- [CONSIGNE]:
Présentez en tableau Markdown les lignes allant de celle qui contient « header-rule-right [418, 58, 612, 59] » jusqu'à celle qui contient « paragraph: tienen una », toutes deux comprises, avec une colonne « Numéro » pour le rang et une colonne « Ligne » pour le texte. Omettez les lignes vides.

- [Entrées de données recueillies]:
◆ ◆ ◆ ◆

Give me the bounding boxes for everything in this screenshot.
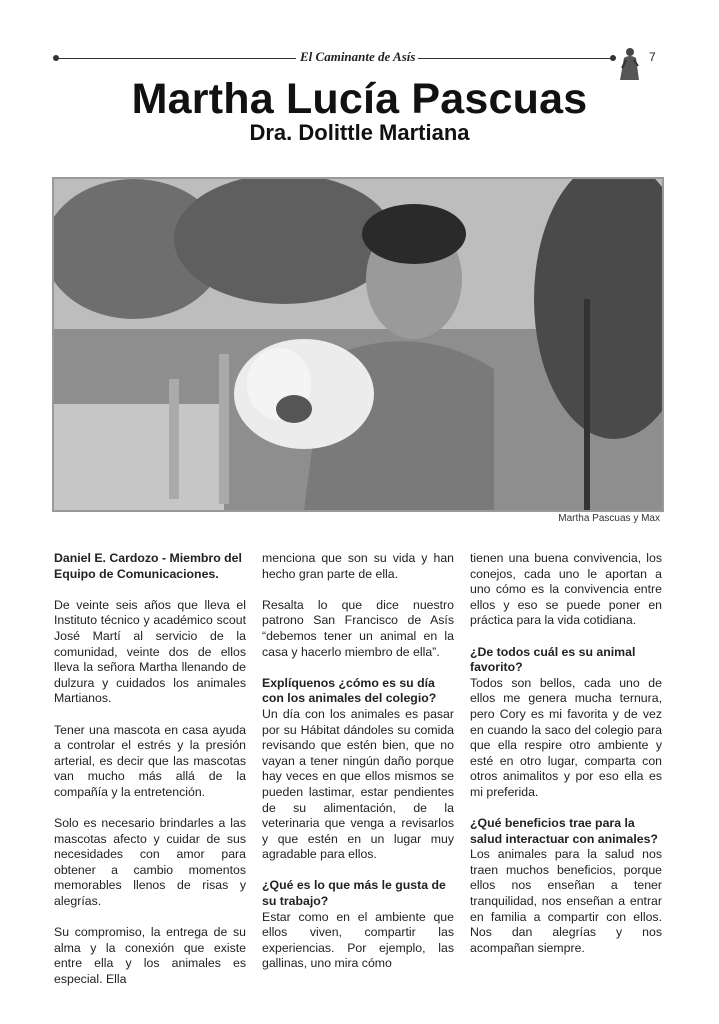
header-rule-right [418, 58, 612, 59]
paragraph: Tener una mascota en casa ayuda a controlar el estrés y la presión arterial, es decir que las mascotas van mucho más allá de la compañía y la entretención. [54, 722, 246, 799]
article-photo [52, 177, 664, 512]
interview-question: Explíquenos ¿cómo es su día con los animales del colegio? [262, 675, 437, 706]
paragraph: Resalta lo que dice nuestro patrono San Francisco de Asís “debemos tener un animal en la casa y hacerlo miembro de ella”. [262, 597, 454, 659]
interview-question: ¿De todos cuál es su animal favorito? [470, 644, 636, 675]
publication-name: El Caminante de Asís [300, 49, 416, 64]
paragraph: tienen una buena convivencia, los conejos, cada uno le aportan a uno cómo es la convivencia entre ellos y eso se puede poner en práctica para la vida cotidiana. [470, 551, 662, 628]
interview-answer: Un día con los animales es pasar por su Hábitat dándoles su comida revisando que estén bien, que no vayan a tener ningún daño porque hay veces en que ellos mismos se pueden lastimar, estar pendientes de su alimentación, de la veterinaria que venga a revisarlos y que estén en un lugar muy agradable para ellos. [262, 706, 454, 862]
interview-answer: Los animales para la salud nos traen muchos beneficios, porque ellos nos enseñan a tener tranquilidad, nos enseñan a entrar en familia a compartir con ellos. Nos dan alegrías y nos acompañan siempre. [470, 847, 662, 955]
interview-answer: Estar como en el ambiente que ellos viven, compartir las experiencias. Por ejemplo, las gallinas, uno mira cómo [262, 909, 454, 971]
article-column-3 [470, 551, 662, 972]
article-column-2 [262, 551, 454, 988]
paragraph: Su compromiso, la entrega de su alma y la conexión que existe entre ella y los animales es especial. Ella [54, 925, 246, 987]
paragraph: De veinte seis años que lleva el Instituto técnico y académico scout José Martí al servicio de la comunidad, veinte dos de ellos lleva la señora Martha llenando de dulzura y cuidados los animales Martianos. [54, 597, 246, 706]
article-title: Martha Lucía Pascuas [131, 75, 588, 123]
paragraph: Solo es necesario brindarles a las mascotas afecto y cuidar de sus necesidades con amor para obtener a cambio momentos memorables llenos de risas y alegrías. [54, 816, 246, 909]
photo-caption: Martha Pascuas y Max [558, 513, 660, 524]
interview-question: ¿Qué beneficios trae para la salud interactuar con animales? [470, 816, 658, 846]
interview-question: ¿Qué es lo que más le gusta de su trabajo? [262, 878, 446, 909]
article-subtitle: Dra. Dolittle Martiana [249, 120, 470, 145]
header-rule-left [56, 58, 296, 59]
paragraph: menciona que son su vida y han hecho gran parte de ella. [262, 551, 454, 581]
page-number: 7 [649, 50, 656, 64]
article-byline: Daniel E. Cardozo - Miembro del Equipo de Comunicaciones. [54, 551, 242, 581]
article-column-1 [54, 551, 246, 1003]
interview-answer: Todos son bellos, cada uno de ellos me genera mucha ternura, pero Cory es mi favorita y de vez en cuando la saco del colegio para que ella respire otro ambiente y esté en otro lugar, comparta con otros animalitos y por eso ella es mi preferida. [470, 675, 662, 799]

◆ ◆ ◆ ◆

- [RÉPONSE ATTENDUE]:
| Numéro | Ligne |
|---|---|
| 1 | header-rule-right [418, 58, 612, 59] |
| 2 | paragraph: Tener una mascota en casa ayuda a controlar el estrés y la presión arterial, es decir que las mascotas van mucho más allá de la compañía y la entretención. [54, 722, 246, 799] |
| 3 | article-photo [52, 177, 664, 512] |
| 4 | interview-question: Explíquenos ¿cómo es su día con los animales del colegio? [262, 675, 437, 706] |
| 5 | paragraph: Resalta lo que dice nuestro patrono San Francisco de Asís “debemos tener un animal en la casa y hacerlo miembro de ella”. [262, 597, 454, 659] |
| 6 | interview-question: ¿De todos cuál es su animal favorito? [470, 644, 636, 675] |
| 7 | publication-name: El Caminante de Asís [300, 49, 416, 64] |
| 8 | paragraph: tienen una buena convivencia, los conejos, cada uno le aportan a uno cómo es la convivencia entre ellos y eso se puede poner en práctica para la vida cotidiana. [470, 551, 662, 628] |